**TASK TO CARRY OUT**:
Count the lines in the records below that contain the string "boxes", treating uppercase and lowercase as different, and reply with the number alone.

**SOURCE MATERIAL**:
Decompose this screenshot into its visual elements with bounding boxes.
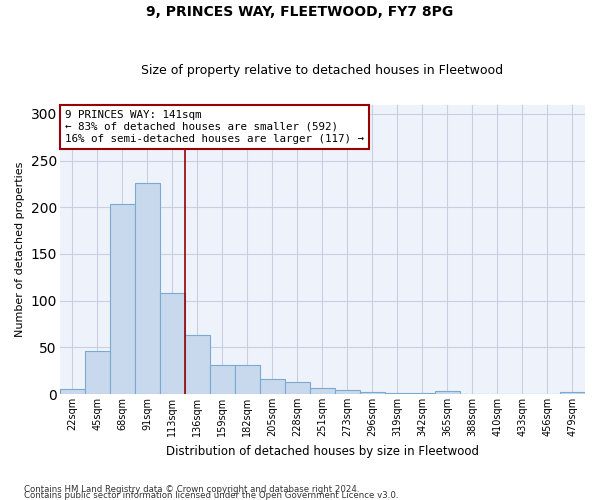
Bar <box>260 379 285 394</box>
Bar <box>310 388 335 394</box>
Y-axis label: Number of detached properties: Number of detached properties <box>15 162 25 337</box>
Bar <box>235 365 260 394</box>
Bar <box>210 365 235 394</box>
Bar <box>185 335 210 394</box>
Title: Size of property relative to detached houses in Fleetwood: Size of property relative to detached ho… <box>141 64 503 77</box>
Bar <box>285 382 310 394</box>
Bar <box>135 183 160 394</box>
Bar <box>110 204 135 394</box>
X-axis label: Distribution of detached houses by size in Fleetwood: Distribution of detached houses by size … <box>166 444 479 458</box>
Text: Contains HM Land Registry data © Crown copyright and database right 2024.: Contains HM Land Registry data © Crown c… <box>24 484 359 494</box>
Text: Contains public sector information licensed under the Open Government Licence v3: Contains public sector information licen… <box>24 490 398 500</box>
Text: 9 PRINCES WAY: 141sqm
← 83% of detached houses are smaller (592)
16% of semi-det: 9 PRINCES WAY: 141sqm ← 83% of detached … <box>65 110 364 144</box>
Bar <box>85 351 110 394</box>
Bar <box>60 390 85 394</box>
Bar <box>560 392 585 394</box>
Bar <box>160 293 185 394</box>
Text: 9, PRINCES WAY, FLEETWOOD, FY7 8PG: 9, PRINCES WAY, FLEETWOOD, FY7 8PG <box>146 5 454 19</box>
Bar <box>335 390 360 394</box>
Bar <box>435 391 460 394</box>
Bar <box>385 393 410 394</box>
Bar <box>360 392 385 394</box>
Bar <box>410 393 435 394</box>
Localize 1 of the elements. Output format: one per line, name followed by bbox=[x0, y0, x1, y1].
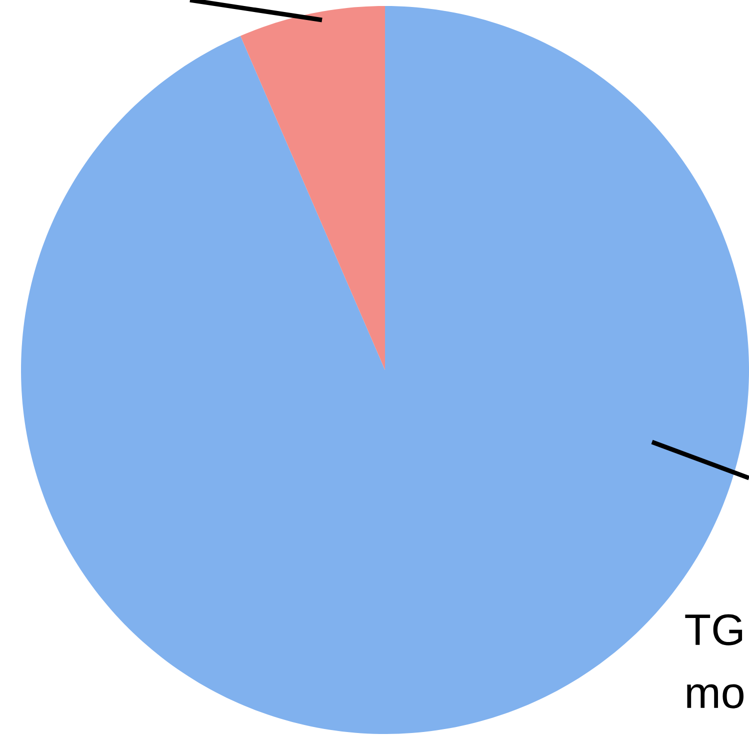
slice-label: TG mo bbox=[685, 614, 744, 708]
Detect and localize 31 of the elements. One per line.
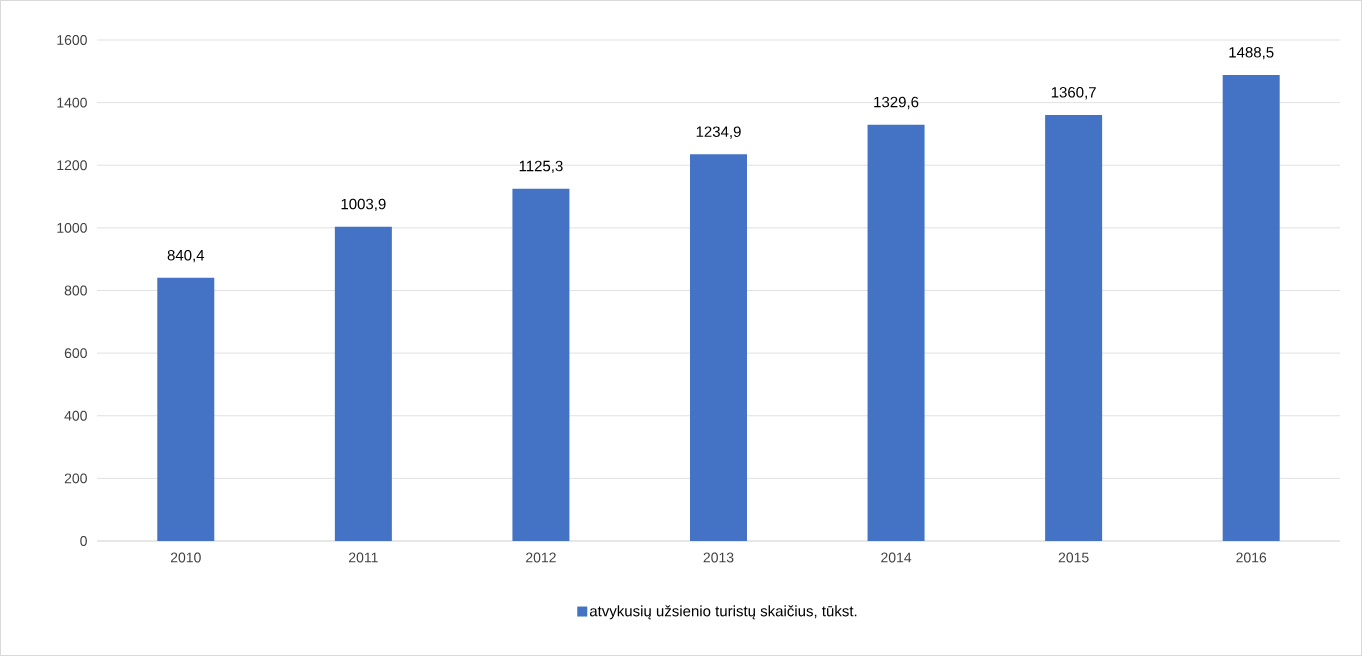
text: 1329,6 (874, 96, 919, 110)
text: 1360,7 (1051, 87, 1096, 100)
x-tick-label: 2011 (349, 552, 378, 563)
bar (1222, 74, 1280, 541)
text: 1125,3 (519, 160, 563, 174)
bar (157, 277, 215, 541)
legend-label: atvykusių užsienio turistų skaičius, tūkst. (589, 605, 857, 620)
x-tick-label: 2016 (1236, 552, 1267, 563)
bar (689, 154, 747, 541)
y-tick-label: 0 (80, 536, 87, 546)
bar (512, 188, 570, 541)
text: 1234,9 (696, 126, 741, 139)
x-tick-label: 2012 (526, 552, 556, 563)
y-tick-label: 1400 (57, 97, 87, 108)
bar (867, 124, 925, 541)
y-tick-label: 400 (64, 410, 87, 421)
x-tick-label: 2015 (1058, 552, 1089, 563)
y-tick-label: 1000 (57, 222, 87, 233)
y-tick-label: 1600 (57, 35, 87, 45)
y-tick-label: 200 (64, 473, 87, 484)
y-tick-label: 1200 (57, 160, 87, 171)
x-tick-label: 2010 (170, 552, 201, 563)
text: 1488,5 (1229, 46, 1274, 60)
text: 1003,9 (341, 198, 386, 212)
text: 840,4 (167, 249, 205, 263)
x-tick-label: 2013 (703, 552, 734, 563)
y-tick-label: 800 (64, 285, 87, 296)
x-tick-label: 2014 (881, 552, 912, 563)
bar (334, 226, 392, 541)
bar (1045, 114, 1103, 541)
y-tick-label: 600 (64, 348, 87, 359)
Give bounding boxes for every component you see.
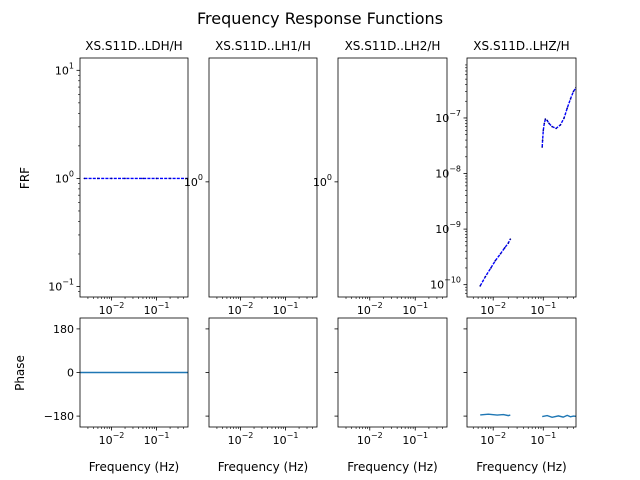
x-tick-label: 10−1 (144, 431, 170, 447)
frf-point (490, 267, 492, 269)
phase-ylabel: Phase (13, 355, 27, 391)
x-tick-label: 10−1 (273, 301, 299, 317)
subplot-title: XS.S11D..LDH/H (85, 39, 182, 53)
frf-point (542, 129, 545, 132)
frf-series-2 (541, 87, 576, 148)
subplot-7: 10−2 10−1 Frequency (Hz) (334, 317, 448, 474)
y-tick-label: 100 (313, 173, 332, 189)
subplot-6: 10−2 10−1 Frequency (Hz) (205, 317, 318, 474)
x-tick-label: 10−2 (480, 431, 506, 447)
frf-series-1 (479, 238, 511, 287)
plot-area (83, 177, 188, 180)
x-tick-label: 10−2 (357, 431, 383, 447)
x-tick-label: 10−2 (480, 301, 506, 317)
frf-point (551, 125, 553, 128)
frf-point (494, 259, 497, 262)
frf-point (543, 122, 546, 125)
y-tick-label: 101 (55, 61, 74, 77)
y-tick-label: 10−8 (435, 165, 461, 181)
frf-point (541, 139, 544, 141)
figure-title: Frequency Response Functions (197, 9, 443, 28)
subplot-5: 10−2 10−1 180 0 −180 Frequency (Hz) (44, 317, 189, 474)
x-tick-label: 10−1 (530, 431, 556, 447)
y-tick-label: −180 (44, 410, 74, 423)
frf-point (569, 98, 572, 100)
x-tick-label: 10−1 (273, 431, 299, 447)
frf-point (97, 177, 99, 180)
axes-frame (208, 317, 318, 428)
frf-point (555, 127, 557, 130)
x-tick-label: 10−1 (144, 301, 170, 317)
axes-frame (337, 317, 448, 428)
subplot-title: XS.S11D..LH2/H (345, 39, 441, 53)
x-tick-label: 10−2 (228, 431, 254, 447)
y-tick-label: 180 (53, 323, 74, 336)
frf-point (566, 107, 568, 109)
frf-point (541, 146, 543, 148)
x-tick-label: 10−2 (99, 301, 125, 317)
subplot-1: 10−2 10−1 10−1 100 101 XS.S11D..LDH/H (48, 39, 189, 317)
subplot-3: 10−2 10−1 100 XS.S11D..LH2/H (313, 39, 448, 317)
x-axis-label: Frequency (Hz) (218, 460, 309, 474)
y-tick-label: 10−9 (435, 220, 461, 236)
phase-series-2 (542, 414, 576, 419)
frf-point (572, 90, 575, 93)
frf-point (546, 119, 549, 122)
x-axis-label: Frequency (Hz) (89, 460, 180, 474)
frf-point (484, 275, 487, 278)
y-tick-label: 100 (55, 169, 74, 185)
axes-frame (208, 57, 318, 298)
subplot-title: XS.S11D..LHZ/H (473, 39, 569, 53)
x-tick-label: 10−1 (530, 301, 556, 317)
axes-frame (79, 317, 189, 428)
subplot-4: 10−2 10−1 10−10 10−9 10−8 10−7 XS.S11D..LHZ/H (430, 39, 577, 317)
x-tick-label: 10−1 (402, 431, 428, 447)
phase-series-1 (480, 413, 511, 417)
frf-point (142, 177, 144, 180)
frf-point (544, 118, 547, 121)
frf-point (155, 177, 158, 180)
y-tick-label: 10−7 (435, 109, 461, 125)
x-tick-label: 10−2 (99, 431, 125, 447)
x-tick-label: 10−1 (402, 301, 428, 317)
frf-point (503, 247, 506, 249)
frf-point (169, 177, 171, 180)
y-tick-label: 10−10 (430, 276, 461, 292)
subplot-grid: 10−2 10−1 10−1 100 101 XS.S11D..LDH/H 10−2 10−1… (44, 39, 577, 474)
frf-point (559, 124, 562, 126)
x-tick-label: 10−2 (228, 301, 254, 317)
y-tick-label: 10−1 (48, 278, 74, 294)
x-axis-label: Frequency (Hz) (347, 460, 438, 474)
y-tick-label: 100 (184, 173, 203, 189)
subplot-2: 10−2 10−1 100 XS.S11D..LH1/H (184, 39, 318, 317)
subplot-8: 10−2 10−1 Frequency (Hz) (463, 317, 577, 474)
axes-frame (466, 317, 577, 428)
x-axis-label: Frequency (Hz) (476, 460, 567, 474)
plot-area (480, 413, 576, 419)
subplot-title: XS.S11D..LH1/H (215, 39, 311, 53)
y-tick-label: 0 (67, 367, 74, 380)
frf-point (563, 117, 565, 119)
frf-ylabel: FRF (18, 167, 32, 189)
frf-point (507, 242, 510, 244)
plot-area (479, 86, 576, 287)
frf-point (499, 252, 502, 255)
frf-point (479, 285, 481, 287)
frf-point (83, 177, 86, 180)
frf-point (548, 122, 550, 125)
frf-point (124, 177, 126, 180)
axes-frame (79, 57, 189, 298)
x-tick-label: 10−2 (357, 301, 383, 317)
axes-frame (466, 57, 577, 298)
frf-point (110, 177, 113, 180)
frf-point (509, 238, 512, 240)
axes-frame (337, 57, 448, 298)
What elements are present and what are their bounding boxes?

**WRITTEN REPLY**:
3